* [Exercise material]
>>
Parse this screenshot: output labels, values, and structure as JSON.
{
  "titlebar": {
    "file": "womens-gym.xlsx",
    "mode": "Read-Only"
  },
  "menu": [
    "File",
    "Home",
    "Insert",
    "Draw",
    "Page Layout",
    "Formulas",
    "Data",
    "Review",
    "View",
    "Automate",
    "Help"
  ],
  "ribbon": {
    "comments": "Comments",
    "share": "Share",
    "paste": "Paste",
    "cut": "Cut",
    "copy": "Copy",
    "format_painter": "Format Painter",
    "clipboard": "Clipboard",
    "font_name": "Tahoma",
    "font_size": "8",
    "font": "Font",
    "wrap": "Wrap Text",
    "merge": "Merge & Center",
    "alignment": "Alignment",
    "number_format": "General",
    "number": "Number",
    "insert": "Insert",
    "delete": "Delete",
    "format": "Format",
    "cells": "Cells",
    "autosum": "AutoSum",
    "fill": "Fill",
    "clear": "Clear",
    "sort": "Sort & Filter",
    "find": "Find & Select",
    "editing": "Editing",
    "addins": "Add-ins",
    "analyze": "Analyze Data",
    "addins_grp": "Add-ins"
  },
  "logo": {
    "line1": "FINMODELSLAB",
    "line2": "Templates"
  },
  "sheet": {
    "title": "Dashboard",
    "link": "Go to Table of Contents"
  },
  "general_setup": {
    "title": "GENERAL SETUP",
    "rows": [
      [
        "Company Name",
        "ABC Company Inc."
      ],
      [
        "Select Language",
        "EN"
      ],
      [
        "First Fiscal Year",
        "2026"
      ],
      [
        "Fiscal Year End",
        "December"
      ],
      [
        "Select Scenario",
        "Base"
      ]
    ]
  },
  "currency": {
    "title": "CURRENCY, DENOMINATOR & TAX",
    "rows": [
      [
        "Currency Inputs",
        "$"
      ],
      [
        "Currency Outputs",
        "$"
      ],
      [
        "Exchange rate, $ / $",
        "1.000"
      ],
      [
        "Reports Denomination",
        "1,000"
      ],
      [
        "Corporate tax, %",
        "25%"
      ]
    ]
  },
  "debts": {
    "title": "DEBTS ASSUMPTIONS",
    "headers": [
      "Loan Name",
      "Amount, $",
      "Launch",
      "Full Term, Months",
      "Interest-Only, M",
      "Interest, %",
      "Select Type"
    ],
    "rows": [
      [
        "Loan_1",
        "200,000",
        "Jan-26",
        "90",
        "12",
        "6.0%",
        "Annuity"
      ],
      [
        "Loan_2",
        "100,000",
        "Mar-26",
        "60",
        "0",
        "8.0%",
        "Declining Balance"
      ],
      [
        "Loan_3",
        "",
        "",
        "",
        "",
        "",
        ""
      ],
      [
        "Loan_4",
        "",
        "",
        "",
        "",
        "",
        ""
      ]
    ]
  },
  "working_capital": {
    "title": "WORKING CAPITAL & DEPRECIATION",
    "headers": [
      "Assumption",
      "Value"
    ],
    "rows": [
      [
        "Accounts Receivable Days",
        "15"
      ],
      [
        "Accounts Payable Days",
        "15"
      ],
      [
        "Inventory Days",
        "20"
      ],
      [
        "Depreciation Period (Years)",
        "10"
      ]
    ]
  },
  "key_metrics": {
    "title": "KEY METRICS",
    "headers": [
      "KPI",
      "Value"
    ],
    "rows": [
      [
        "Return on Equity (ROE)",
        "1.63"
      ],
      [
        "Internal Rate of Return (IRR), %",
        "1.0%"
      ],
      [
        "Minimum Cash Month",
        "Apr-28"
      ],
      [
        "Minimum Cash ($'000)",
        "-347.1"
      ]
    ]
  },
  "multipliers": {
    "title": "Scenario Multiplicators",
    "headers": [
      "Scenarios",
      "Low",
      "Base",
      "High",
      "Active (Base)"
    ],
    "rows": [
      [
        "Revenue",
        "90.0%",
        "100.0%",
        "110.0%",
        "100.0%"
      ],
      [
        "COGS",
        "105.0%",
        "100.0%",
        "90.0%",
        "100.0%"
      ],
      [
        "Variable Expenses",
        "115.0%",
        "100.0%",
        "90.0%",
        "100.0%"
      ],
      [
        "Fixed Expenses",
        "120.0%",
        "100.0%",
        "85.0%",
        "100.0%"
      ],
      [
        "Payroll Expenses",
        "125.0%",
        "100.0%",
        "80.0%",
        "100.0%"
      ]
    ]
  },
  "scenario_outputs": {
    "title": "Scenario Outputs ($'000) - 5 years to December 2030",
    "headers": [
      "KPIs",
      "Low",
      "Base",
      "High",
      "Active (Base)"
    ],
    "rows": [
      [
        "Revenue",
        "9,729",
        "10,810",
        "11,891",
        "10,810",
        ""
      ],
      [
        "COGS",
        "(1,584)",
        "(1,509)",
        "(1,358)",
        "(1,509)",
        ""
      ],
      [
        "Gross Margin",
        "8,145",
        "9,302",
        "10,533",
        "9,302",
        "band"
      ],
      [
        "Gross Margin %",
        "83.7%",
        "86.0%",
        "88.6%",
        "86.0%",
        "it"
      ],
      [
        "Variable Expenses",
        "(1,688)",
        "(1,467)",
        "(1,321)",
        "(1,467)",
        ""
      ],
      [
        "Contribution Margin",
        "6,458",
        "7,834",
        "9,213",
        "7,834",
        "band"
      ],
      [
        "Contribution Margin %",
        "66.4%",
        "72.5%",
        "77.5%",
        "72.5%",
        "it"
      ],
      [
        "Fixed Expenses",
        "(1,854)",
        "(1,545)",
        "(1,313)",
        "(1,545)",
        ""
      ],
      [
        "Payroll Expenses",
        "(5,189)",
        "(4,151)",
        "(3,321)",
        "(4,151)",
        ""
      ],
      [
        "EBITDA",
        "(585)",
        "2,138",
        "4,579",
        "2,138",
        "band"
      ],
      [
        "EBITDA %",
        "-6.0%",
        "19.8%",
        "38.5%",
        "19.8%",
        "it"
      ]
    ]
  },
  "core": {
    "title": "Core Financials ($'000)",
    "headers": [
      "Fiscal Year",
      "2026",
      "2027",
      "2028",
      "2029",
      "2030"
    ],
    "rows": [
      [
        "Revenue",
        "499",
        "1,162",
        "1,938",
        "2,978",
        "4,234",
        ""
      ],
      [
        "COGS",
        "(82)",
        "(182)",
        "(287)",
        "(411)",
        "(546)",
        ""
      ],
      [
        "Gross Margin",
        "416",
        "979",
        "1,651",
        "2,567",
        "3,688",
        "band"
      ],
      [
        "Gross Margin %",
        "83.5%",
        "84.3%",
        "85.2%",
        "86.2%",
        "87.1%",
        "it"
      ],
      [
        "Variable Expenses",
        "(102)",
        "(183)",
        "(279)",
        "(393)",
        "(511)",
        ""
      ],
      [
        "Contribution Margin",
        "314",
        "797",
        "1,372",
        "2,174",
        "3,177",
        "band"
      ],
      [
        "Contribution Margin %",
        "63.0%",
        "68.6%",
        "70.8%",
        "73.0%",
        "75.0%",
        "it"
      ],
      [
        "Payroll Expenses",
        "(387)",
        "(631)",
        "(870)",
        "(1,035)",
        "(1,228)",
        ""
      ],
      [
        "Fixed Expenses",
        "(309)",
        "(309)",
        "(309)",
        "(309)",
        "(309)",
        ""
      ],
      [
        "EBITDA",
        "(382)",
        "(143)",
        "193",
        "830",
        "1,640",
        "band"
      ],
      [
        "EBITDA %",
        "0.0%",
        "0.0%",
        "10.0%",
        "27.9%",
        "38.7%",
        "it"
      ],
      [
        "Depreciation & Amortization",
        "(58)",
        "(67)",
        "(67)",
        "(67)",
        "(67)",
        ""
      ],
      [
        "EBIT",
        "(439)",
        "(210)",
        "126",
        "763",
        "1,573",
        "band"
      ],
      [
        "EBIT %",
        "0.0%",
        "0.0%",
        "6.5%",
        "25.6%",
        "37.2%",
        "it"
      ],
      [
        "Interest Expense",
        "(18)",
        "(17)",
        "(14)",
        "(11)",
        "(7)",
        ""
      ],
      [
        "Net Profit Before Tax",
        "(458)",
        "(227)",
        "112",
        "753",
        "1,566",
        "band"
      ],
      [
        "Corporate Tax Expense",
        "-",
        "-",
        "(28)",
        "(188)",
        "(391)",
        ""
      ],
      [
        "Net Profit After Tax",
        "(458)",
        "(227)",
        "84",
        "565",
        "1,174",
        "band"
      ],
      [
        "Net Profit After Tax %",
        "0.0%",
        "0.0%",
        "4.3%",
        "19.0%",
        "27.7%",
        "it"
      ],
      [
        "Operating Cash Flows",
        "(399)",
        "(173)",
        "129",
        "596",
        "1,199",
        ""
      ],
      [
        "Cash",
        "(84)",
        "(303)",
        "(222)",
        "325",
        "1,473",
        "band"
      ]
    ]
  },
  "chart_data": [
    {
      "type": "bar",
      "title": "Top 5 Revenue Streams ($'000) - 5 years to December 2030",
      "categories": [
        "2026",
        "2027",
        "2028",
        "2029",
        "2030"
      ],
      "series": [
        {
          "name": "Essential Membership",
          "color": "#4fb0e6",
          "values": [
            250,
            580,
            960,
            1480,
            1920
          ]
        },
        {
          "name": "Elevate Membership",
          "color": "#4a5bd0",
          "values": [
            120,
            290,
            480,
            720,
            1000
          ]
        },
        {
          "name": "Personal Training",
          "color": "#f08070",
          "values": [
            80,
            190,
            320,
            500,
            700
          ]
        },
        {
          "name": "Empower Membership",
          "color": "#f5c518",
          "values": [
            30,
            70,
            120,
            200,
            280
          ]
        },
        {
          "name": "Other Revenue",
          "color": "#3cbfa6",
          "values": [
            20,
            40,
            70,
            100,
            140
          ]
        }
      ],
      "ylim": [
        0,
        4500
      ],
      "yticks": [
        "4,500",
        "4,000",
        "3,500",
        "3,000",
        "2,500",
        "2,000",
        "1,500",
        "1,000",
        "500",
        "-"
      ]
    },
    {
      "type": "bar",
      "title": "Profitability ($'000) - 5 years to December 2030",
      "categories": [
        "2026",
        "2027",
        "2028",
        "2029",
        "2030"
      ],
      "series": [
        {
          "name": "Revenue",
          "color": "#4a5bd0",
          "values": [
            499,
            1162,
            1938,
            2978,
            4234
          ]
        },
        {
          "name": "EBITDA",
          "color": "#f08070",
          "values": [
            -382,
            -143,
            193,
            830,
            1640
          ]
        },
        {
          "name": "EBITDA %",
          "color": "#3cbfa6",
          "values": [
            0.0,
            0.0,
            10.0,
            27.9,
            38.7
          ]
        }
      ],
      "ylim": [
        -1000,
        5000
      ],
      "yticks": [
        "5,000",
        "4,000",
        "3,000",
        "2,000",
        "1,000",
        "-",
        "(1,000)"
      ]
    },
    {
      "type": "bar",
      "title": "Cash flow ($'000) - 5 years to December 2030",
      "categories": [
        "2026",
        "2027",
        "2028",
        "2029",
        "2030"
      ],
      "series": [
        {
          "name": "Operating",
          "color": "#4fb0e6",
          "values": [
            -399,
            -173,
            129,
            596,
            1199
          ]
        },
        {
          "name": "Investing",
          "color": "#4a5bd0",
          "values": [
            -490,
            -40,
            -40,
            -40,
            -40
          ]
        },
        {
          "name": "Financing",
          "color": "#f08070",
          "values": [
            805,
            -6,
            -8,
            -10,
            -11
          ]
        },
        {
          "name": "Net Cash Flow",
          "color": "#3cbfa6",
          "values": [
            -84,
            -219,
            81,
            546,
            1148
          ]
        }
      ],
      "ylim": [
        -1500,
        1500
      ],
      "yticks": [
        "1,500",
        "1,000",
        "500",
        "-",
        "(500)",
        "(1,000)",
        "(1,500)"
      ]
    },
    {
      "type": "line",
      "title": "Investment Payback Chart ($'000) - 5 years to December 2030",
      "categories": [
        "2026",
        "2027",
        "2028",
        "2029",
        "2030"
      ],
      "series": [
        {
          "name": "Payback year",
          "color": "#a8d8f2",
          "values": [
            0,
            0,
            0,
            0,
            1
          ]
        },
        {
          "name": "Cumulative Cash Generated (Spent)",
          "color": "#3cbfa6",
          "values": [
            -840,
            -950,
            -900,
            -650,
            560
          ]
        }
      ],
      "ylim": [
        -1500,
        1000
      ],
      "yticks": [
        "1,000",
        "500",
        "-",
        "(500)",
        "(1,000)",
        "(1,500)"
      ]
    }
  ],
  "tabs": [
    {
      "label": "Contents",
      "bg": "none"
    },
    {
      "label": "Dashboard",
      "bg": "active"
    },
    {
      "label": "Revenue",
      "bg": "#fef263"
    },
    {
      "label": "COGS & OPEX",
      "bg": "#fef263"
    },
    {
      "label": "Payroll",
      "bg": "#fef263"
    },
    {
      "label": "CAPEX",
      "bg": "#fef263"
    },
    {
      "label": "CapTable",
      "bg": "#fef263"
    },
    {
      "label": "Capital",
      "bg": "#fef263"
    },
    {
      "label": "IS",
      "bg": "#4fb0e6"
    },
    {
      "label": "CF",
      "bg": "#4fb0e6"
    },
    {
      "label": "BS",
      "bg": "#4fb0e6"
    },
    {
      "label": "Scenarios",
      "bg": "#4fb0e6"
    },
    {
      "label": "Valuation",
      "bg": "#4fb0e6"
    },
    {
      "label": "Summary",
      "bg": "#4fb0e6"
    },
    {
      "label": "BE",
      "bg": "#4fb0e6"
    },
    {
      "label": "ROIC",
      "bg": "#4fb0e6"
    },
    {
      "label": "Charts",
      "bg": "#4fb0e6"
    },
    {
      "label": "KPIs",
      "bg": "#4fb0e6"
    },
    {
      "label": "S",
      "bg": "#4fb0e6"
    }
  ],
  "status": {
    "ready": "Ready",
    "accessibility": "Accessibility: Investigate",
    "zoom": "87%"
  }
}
<<
* [Given instruction] What is the number of lines above that hold the string "Cash"? Answer with that number alone.

* [The output] 7